REQUEST ::
Arrange the data as a JSON list of strings, one string per line, beginning with the first line and ending with the line that contains "y-tick-label: 40 [48,256,64,268]". Leave out any blank lines.

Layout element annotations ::
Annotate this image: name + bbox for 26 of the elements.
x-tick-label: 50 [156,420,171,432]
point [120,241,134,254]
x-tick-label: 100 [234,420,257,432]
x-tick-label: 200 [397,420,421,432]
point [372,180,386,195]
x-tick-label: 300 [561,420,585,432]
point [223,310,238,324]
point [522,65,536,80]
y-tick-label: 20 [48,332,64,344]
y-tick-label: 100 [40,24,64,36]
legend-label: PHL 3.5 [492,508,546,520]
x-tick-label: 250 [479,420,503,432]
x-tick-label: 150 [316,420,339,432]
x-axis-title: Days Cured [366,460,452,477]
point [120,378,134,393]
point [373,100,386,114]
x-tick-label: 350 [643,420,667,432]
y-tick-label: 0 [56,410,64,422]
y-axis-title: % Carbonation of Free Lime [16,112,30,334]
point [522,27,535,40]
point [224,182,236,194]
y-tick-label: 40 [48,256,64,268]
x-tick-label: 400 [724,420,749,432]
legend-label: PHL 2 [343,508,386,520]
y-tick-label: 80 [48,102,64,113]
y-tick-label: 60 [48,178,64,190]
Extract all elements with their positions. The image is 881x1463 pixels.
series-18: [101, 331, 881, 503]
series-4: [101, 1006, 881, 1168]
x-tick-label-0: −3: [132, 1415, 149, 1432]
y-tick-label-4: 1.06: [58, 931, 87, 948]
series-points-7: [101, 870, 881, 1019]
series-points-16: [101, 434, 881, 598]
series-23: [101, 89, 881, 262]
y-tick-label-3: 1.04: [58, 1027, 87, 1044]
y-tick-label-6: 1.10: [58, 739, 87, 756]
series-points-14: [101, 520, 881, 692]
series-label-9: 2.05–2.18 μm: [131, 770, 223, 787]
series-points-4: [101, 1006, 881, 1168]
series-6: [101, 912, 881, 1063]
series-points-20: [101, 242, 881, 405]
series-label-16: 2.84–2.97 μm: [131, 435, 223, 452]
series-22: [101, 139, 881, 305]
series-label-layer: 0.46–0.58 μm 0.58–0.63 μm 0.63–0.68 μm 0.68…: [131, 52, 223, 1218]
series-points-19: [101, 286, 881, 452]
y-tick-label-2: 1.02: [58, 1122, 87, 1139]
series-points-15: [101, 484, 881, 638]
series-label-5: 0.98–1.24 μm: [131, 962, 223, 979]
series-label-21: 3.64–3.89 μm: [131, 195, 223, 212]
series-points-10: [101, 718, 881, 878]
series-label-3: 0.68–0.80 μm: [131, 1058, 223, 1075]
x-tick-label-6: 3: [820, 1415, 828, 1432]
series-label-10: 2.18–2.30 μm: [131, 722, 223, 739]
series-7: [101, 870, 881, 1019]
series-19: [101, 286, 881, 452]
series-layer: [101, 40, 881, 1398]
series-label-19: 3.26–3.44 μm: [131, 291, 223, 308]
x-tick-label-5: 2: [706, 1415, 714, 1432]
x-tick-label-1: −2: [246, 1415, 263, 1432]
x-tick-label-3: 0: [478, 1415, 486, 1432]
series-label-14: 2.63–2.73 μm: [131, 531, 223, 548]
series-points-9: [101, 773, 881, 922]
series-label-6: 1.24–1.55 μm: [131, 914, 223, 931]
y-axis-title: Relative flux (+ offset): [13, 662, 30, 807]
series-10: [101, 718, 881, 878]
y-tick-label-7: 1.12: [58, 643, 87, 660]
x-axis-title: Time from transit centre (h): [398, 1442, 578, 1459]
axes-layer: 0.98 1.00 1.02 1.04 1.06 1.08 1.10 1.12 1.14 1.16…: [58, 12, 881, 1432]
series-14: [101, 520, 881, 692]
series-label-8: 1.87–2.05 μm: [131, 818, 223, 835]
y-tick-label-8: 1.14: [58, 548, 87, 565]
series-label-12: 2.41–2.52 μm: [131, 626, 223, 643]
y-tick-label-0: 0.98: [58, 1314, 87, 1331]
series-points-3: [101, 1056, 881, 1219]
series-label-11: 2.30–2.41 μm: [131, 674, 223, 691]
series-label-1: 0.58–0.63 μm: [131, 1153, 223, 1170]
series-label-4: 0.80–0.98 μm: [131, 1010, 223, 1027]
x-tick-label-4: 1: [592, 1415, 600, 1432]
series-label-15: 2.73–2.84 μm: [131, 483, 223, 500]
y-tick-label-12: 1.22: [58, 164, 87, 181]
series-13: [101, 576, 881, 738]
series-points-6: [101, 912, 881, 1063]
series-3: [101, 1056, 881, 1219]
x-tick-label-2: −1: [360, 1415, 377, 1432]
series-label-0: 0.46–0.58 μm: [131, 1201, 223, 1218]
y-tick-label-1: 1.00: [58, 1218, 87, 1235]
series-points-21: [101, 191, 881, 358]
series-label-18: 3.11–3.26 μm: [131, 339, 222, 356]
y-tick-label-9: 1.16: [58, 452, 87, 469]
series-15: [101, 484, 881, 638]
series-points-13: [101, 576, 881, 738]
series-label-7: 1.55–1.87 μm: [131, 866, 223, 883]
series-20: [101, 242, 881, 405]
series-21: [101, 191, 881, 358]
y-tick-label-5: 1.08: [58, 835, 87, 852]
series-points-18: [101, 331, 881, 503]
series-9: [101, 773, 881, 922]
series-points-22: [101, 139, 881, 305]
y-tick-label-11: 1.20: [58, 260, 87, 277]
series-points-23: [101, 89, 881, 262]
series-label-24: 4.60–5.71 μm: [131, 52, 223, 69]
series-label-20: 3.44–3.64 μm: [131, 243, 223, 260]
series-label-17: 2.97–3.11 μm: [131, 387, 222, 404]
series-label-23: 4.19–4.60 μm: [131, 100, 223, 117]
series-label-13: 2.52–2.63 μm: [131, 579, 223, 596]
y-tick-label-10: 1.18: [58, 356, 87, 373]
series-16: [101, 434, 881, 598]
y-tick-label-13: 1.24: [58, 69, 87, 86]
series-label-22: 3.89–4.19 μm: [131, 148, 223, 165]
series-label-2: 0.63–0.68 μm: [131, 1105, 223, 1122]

REPLY TO THE EXERCISE ::
[
  "Annotate this image: name + bbox for 26 of the elements.",
  "x-tick-label: 50 [156,420,171,432]",
  "point [120,241,134,254]",
  "x-tick-label: 100 [234,420,257,432]",
  "x-tick-label: 200 [397,420,421,432]",
  "point [372,180,386,195]",
  "x-tick-label: 300 [561,420,585,432]",
  "point [223,310,238,324]",
  "point [522,65,536,80]",
  "y-tick-label: 20 [48,332,64,344]",
  "y-tick-label: 100 [40,24,64,36]",
  "legend-label: PHL 3.5 [492,508,546,520]",
  "x-tick-label: 250 [479,420,503,432]",
  "x-tick-label: 150 [316,420,339,432]",
  "x-axis-title: Days Cured [366,460,452,477]",
  "point [120,378,134,393]",
  "point [373,100,386,114]",
  "x-tick-label: 350 [643,420,667,432]",
  "y-tick-label: 0 [56,410,64,422]",
  "y-axis-title: % Carbonation of Free Lime [16,112,30,334]",
  "point [522,27,535,40]",
  "point [224,182,236,194]",
  "y-tick-label: 40 [48,256,64,268]"
]